Por fim, em Iaiá Garcia, 1878, a narração transcorre totalmente neutra, sem
assunção da voz e sem tematização do leitor ou do processo de escrita.
Como se vê, o narrador machadiano evolui numa direção entre
1872 e 1874, mas muda de rumo entre 1876 e 1878. Apaga-se a figura autoral, a
tematização do livro e do ato da escrita desaparecem, o narrador não se
apresenta nem interage com o leitor. O ápice desse processo é Iaiá Garcia.
Dir-se-ia que Machado caminhava numa direção precisa:
abandonava o modelo da narração romântica, de narrador intrusivo, e adotava o
narrador onisciente neutro. Ou seja, caminhava na direção do tempo, no que diz
respeito à constituição do narrador realista.

(Dados de elementos e regiões)
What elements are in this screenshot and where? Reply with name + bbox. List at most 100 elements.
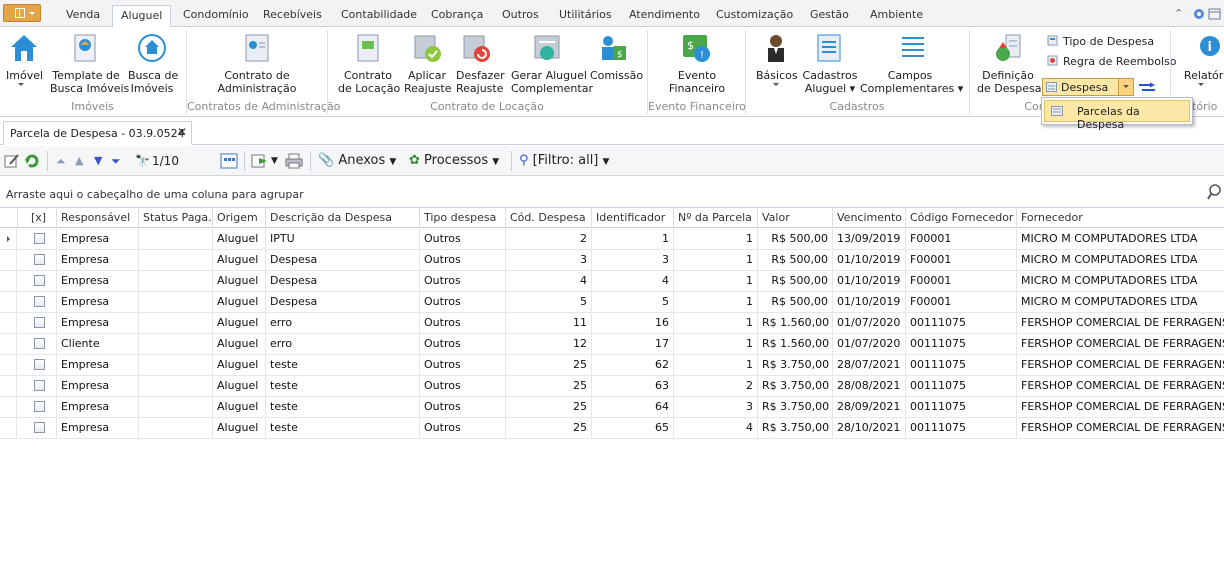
cell-cod[interactable]: 4 xyxy=(506,271,592,291)
column-header-responsavel[interactable]: Responsável xyxy=(57,208,139,228)
cell-origem[interactable]: Aluguel xyxy=(213,250,266,270)
cell-descricao[interactable]: teste xyxy=(266,376,420,396)
cell-cod-forn[interactable]: 00111075 xyxy=(906,397,1017,417)
cell-cod-forn[interactable]: F00001 xyxy=(906,229,1017,249)
cell-valor[interactable]: R$ 1.560,00 xyxy=(758,334,833,354)
cell-parcela[interactable]: 1 xyxy=(674,250,758,270)
collapse-ribbon-icon[interactable]: ⌃ xyxy=(1174,7,1183,21)
cell-tipo[interactable]: Outros xyxy=(420,397,506,417)
cell-status[interactable] xyxy=(139,271,213,291)
document-tab[interactable]: Parcela de Despesa - 03.9.0524 ✕ xyxy=(3,121,192,145)
gerar-aluguel-complementar-button[interactable]: Gerar Aluguel Complementar xyxy=(511,69,593,95)
cell-parcela[interactable]: 4 xyxy=(674,418,758,438)
cell-valor[interactable]: R$ 3.750,00 xyxy=(758,376,833,396)
cell-vencimento[interactable]: 28/10/2021 xyxy=(833,418,906,438)
cell-parcela[interactable]: 1 xyxy=(674,229,758,249)
cell-ident[interactable]: 1 xyxy=(592,229,674,249)
aplicar-reajuste-button[interactable]: Aplicar Reajuste xyxy=(404,69,452,95)
cell-fornecedor[interactable]: MICRO M COMPUTADORES LTDA xyxy=(1017,250,1224,270)
cell-origem[interactable]: Aluguel xyxy=(213,355,266,375)
cell-ident[interactable]: 65 xyxy=(592,418,674,438)
template-icon[interactable] xyxy=(69,32,101,64)
cell-fornecedor[interactable]: MICRO M COMPUTADORES LTDA xyxy=(1017,292,1224,312)
cell-tipo[interactable]: Outros xyxy=(420,313,506,333)
contract-admin-icon[interactable] xyxy=(241,32,273,64)
cell-cod-forn[interactable]: F00001 xyxy=(906,292,1017,312)
cell-ident[interactable]: 63 xyxy=(592,376,674,396)
cell-vencimento[interactable]: 28/08/2021 xyxy=(833,376,906,396)
cell-descricao[interactable]: Despesa xyxy=(266,250,420,270)
tab-condominio[interactable]: Condomínio xyxy=(183,8,249,27)
row-indicator[interactable] xyxy=(0,250,17,270)
cell-ident[interactable]: 62 xyxy=(592,355,674,375)
tab-outros[interactable]: Outros xyxy=(502,8,539,27)
row-checkbox[interactable] xyxy=(34,338,45,349)
cell-fornecedor[interactable]: MICRO M COMPUTADORES LTDA xyxy=(1017,271,1224,291)
cell-cod[interactable]: 25 xyxy=(506,376,592,396)
export-icon[interactable] xyxy=(251,152,269,170)
financial-event-icon[interactable]: $ ! xyxy=(680,32,712,64)
table-row[interactable]: Empresa Aluguel teste Outros 25 63 2 R$ 3.750,0… xyxy=(0,376,1224,397)
close-icon[interactable]: ✕ xyxy=(177,125,187,139)
tab-customizacao[interactable]: Customização xyxy=(716,8,793,27)
cell-ident[interactable]: 3 xyxy=(592,250,674,270)
row-checkbox[interactable] xyxy=(34,359,45,370)
filter-button[interactable]: ⚲ [Filtro: all] ▼ xyxy=(519,152,609,170)
undo-adjustment-icon[interactable] xyxy=(460,32,492,64)
house-icon[interactable] xyxy=(8,32,40,64)
cell-valor[interactable]: R$ 500,00 xyxy=(758,229,833,249)
tab-atendimento[interactable]: Atendimento xyxy=(629,8,700,27)
cell-parcela[interactable]: 2 xyxy=(674,376,758,396)
cell-parcela[interactable]: 1 xyxy=(674,271,758,291)
cell-valor[interactable]: R$ 3.750,00 xyxy=(758,355,833,375)
table-row[interactable]: Empresa Aluguel Despesa Outros 4 4 1 R$ 500,00 0… xyxy=(0,271,1224,292)
column-header-descricao[interactable]: Descrição da Despesa xyxy=(266,208,420,228)
row-indicator[interactable] xyxy=(0,355,17,375)
cell-status[interactable] xyxy=(139,292,213,312)
cell-ident[interactable]: 17 xyxy=(592,334,674,354)
evento-financeiro-button[interactable]: Evento Financeiro xyxy=(667,69,727,95)
cell-origem[interactable]: Aluguel xyxy=(213,418,266,438)
definicao-despesa-button[interactable]: Definição de Despesa xyxy=(977,69,1041,95)
last-record-icon[interactable]: ⏷ xyxy=(111,152,121,170)
row-indicator[interactable] xyxy=(0,271,17,291)
despesa-split-button[interactable]: Despesa xyxy=(1042,78,1134,96)
cell-cod-forn[interactable]: F00001 xyxy=(906,271,1017,291)
info-icon[interactable]: i xyxy=(1194,32,1220,64)
cell-fornecedor[interactable]: FERSHOP COMERCIAL DE FERRAGENS LTDA xyxy=(1017,355,1224,375)
help-icon[interactable] xyxy=(1192,7,1206,21)
row-checkbox[interactable] xyxy=(34,233,45,244)
search-house-icon[interactable] xyxy=(136,32,168,64)
cell-fornecedor[interactable]: FERSHOP COMERCIAL DE FERRAGENS LTDA xyxy=(1017,376,1224,396)
cell-parcela[interactable]: 1 xyxy=(674,334,758,354)
first-record-icon[interactable]: ⏶ xyxy=(56,152,66,170)
column-header-fornecedor[interactable]: Fornecedor xyxy=(1017,208,1224,228)
cell-cod[interactable]: 25 xyxy=(506,355,592,375)
cell-valor[interactable]: R$ 500,00 xyxy=(758,271,833,291)
cell-status[interactable] xyxy=(139,334,213,354)
cell-fornecedor[interactable]: FERSHOP COMERCIAL DE FERRAGENS LTDA xyxy=(1017,418,1224,438)
complementary-fields-icon[interactable] xyxy=(896,32,928,64)
cell-status[interactable] xyxy=(139,250,213,270)
cell-responsavel[interactable]: Empresa xyxy=(57,292,139,312)
cell-cod[interactable]: 2 xyxy=(506,229,592,249)
calendar-grid-icon[interactable] xyxy=(220,152,238,170)
row-checkbox[interactable] xyxy=(34,296,45,307)
search-icon[interactable] xyxy=(1207,183,1221,201)
print-icon[interactable] xyxy=(285,152,303,170)
cell-tipo[interactable]: Outros xyxy=(420,271,506,291)
row-indicator[interactable] xyxy=(0,313,17,333)
window-options-icon[interactable] xyxy=(1208,7,1222,21)
cell-vencimento[interactable]: 28/09/2021 xyxy=(833,397,906,417)
row-checkbox[interactable] xyxy=(34,254,45,265)
cell-tipo[interactable]: Outros xyxy=(420,229,506,249)
chevron-down-icon[interactable]: ▼ xyxy=(271,152,278,170)
cell-responsavel[interactable]: Empresa xyxy=(57,229,139,249)
column-header-status-pagamento[interactable]: Status Paga... xyxy=(139,208,213,228)
tab-cobranca[interactable]: Cobrança xyxy=(431,8,483,27)
cell-status[interactable] xyxy=(139,313,213,333)
cell-valor[interactable]: R$ 500,00 xyxy=(758,250,833,270)
cell-origem[interactable]: Aluguel xyxy=(213,397,266,417)
cell-tipo[interactable]: Outros xyxy=(420,250,506,270)
cell-valor[interactable]: R$ 3.750,00 xyxy=(758,418,833,438)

Partes do exercício:
A – Responda com base no trecho sobre o narrador machadiano, uma resposta por linha:
(i) Qual ano o trecho associa a Iaiá Garcia?
(ii) Entre quais anos o narrador machadiano muda de rumo?
(iii) Que tipo de narrador Machado passava a adotar?
B – Resuma em duas frases o trecho sobre o narrador machadiano.
C – Dê continuidade, por favor, ao trecho sobre o narrador machadiano a partir da última frase.

Respostas por tarefa:
A –
(i) 1878.
(ii) Entre 1876 e 1878.
(iii) O narrador onisciente neutro.

B – O narrador machadiano evolui numa direção entre 1872 e 1874, mas muda de rumo entre 1876 e 1878: a figura autoral se apaga, e o narrador não se apresenta nem interage com o leitor, processo que atinge o ápice em Iaiá Garcia, de 1878, narrado de forma totalmente neutra. Machado abandonava o modelo romântico de narrador intrusivo e adotava o narrador onisciente neutro, caminhando na direção do tempo quanto à constituição do narrador realista.

C –
No entanto, após 1878, o rumo se alterou, como sabemos. E as
Memórias póstumas exibirão, como
lemos na apresentação do defunto autor, “a forma livre de um Sterne, ou de um
Xavier de Maistre” (ASSIS, 2004A, 513).
Não seria absurdo pensar, quando se observam todos os ecos
da famosa polêmica que no Brasil se gerou em torno do livro O primo Basílio, que a mudança de rumos
se deu também como uma recusa ao “realismo”.
De fato, Machado reagiu duramente ao livro de Eça, lançado
no mesmo ano do seu Iaiá Garcia,
firmando posição como opositor do realismo e, por extensão, à forma moderna do
romance, contra a qual aconselhava beber “aquelas águas sadias do Monge de Cister, do Arco de Sant'Ana e
do Guarani.” (ASSIS, 2004B, 908)
Os três livros referidos como exemplares formam um conjunto
curioso. O que eles têm em comum, além do fato de serem romances históricos – e
é difícil crer que Machado imaginasse que a oposição ao realismo passaria pela
ressurreição da novela histórica –, é que são livros de linguagem e assunto
elevados.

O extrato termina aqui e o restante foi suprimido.